-- BEGIN SOURCE RECORDS --

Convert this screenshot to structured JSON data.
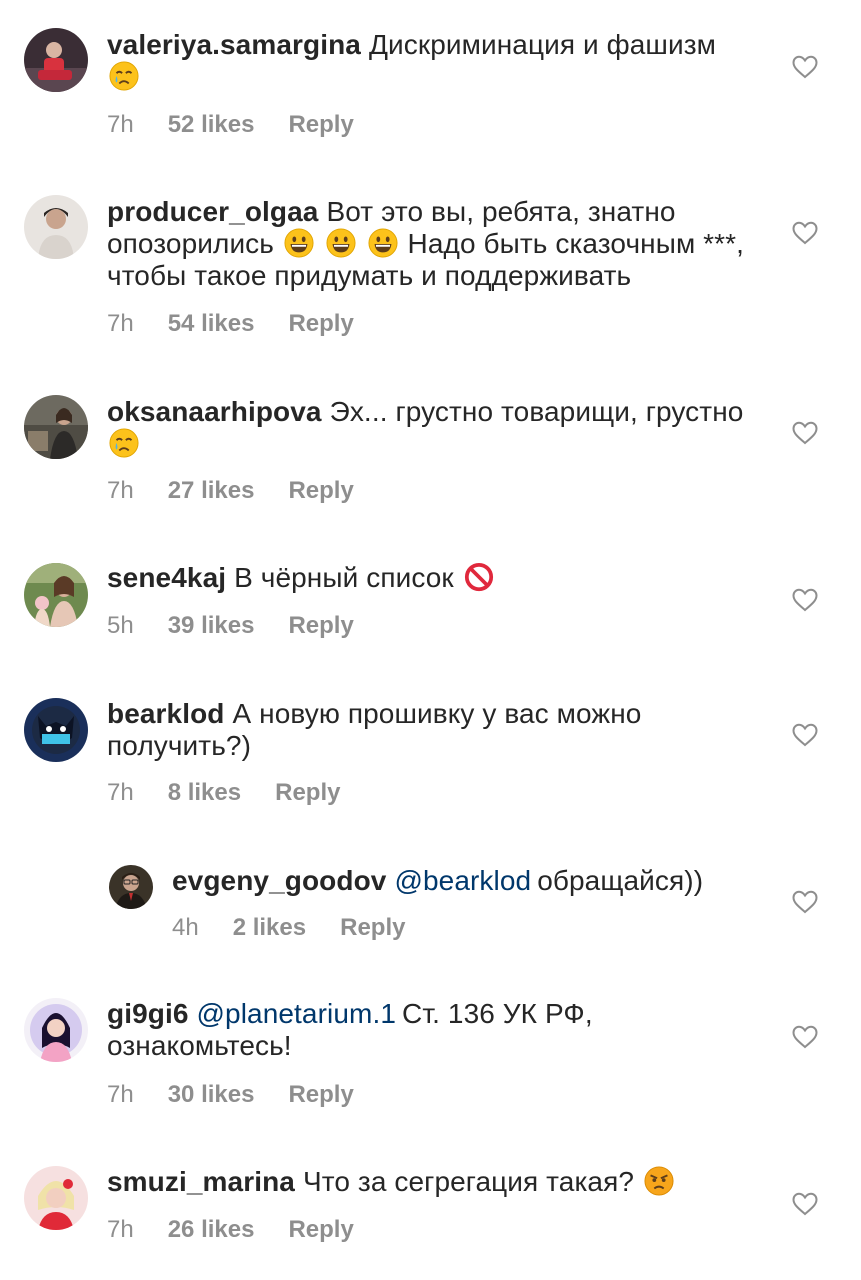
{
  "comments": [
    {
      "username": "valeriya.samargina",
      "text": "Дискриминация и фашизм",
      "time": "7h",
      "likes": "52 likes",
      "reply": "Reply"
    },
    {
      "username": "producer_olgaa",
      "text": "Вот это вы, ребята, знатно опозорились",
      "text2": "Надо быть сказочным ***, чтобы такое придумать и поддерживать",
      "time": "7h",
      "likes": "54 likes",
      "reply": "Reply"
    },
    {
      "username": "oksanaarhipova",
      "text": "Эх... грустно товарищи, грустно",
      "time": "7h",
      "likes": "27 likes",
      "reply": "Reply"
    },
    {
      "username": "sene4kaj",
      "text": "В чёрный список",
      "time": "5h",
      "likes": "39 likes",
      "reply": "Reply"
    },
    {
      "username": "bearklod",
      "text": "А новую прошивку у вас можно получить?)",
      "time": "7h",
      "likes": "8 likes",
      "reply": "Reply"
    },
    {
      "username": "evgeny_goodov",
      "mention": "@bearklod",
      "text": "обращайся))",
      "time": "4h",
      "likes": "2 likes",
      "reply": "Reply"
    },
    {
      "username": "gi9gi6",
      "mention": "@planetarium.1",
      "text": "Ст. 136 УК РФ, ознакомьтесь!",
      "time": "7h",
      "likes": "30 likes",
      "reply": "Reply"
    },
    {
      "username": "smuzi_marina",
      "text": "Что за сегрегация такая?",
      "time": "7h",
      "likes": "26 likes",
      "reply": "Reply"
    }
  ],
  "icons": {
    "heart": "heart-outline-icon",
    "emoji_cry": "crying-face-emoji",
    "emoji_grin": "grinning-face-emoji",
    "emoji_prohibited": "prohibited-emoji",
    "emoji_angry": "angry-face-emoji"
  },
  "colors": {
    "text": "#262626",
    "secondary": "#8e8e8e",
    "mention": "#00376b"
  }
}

-- END SOURCE RECORDS --

# WHAT YOU SHOULD DO
Your task is to reproduce all of the material exactly. The pictures stay out.

# IN RESPONSE
Convert this screenshot to structured JSON data.
{
  "comments": [
    {
      "username": "valeriya.samargina",
      "text": "Дискриминация и фашизм",
      "time": "7h",
      "likes": "52 likes",
      "reply": "Reply"
    },
    {
      "username": "producer_olgaa",
      "text": "Вот это вы, ребята, знатно опозорились",
      "text2": "Надо быть сказочным ***, чтобы такое придумать и поддерживать",
      "time": "7h",
      "likes": "54 likes",
      "reply": "Reply"
    },
    {
      "username": "oksanaarhipova",
      "text": "Эх... грустно товарищи, грустно",
      "time": "7h",
      "likes": "27 likes",
      "reply": "Reply"
    },
    {
      "username": "sene4kaj",
      "text": "В чёрный список",
      "time": "5h",
      "likes": "39 likes",
      "reply": "Reply"
    },
    {
      "username": "bearklod",
      "text": "А новую прошивку у вас можно получить?)",
      "time": "7h",
      "likes": "8 likes",
      "reply": "Reply"
    },
    {
      "username": "evgeny_goodov",
      "mention": "@bearklod",
      "text": "обращайся))",
      "time": "4h",
      "likes": "2 likes",
      "reply": "Reply"
    },
    {
      "username": "gi9gi6",
      "mention": "@planetarium.1",
      "text": "Ст. 136 УК РФ, ознакомьтесь!",
      "time": "7h",
      "likes": "30 likes",
      "reply": "Reply"
    },
    {
      "username": "smuzi_marina",
      "text": "Что за сегрегация такая?",
      "time": "7h",
      "likes": "26 likes",
      "reply": "Reply"
    }
  ],
  "icons": {
    "heart": "heart-outline-icon",
    "emoji_cry": "crying-face-emoji",
    "emoji_grin": "grinning-face-emoji",
    "emoji_prohibited": "prohibited-emoji",
    "emoji_angry": "angry-face-emoji"
  },
  "colors": {
    "text": "#262626",
    "secondary": "#8e8e8e",
    "mention": "#00376b"
  }
}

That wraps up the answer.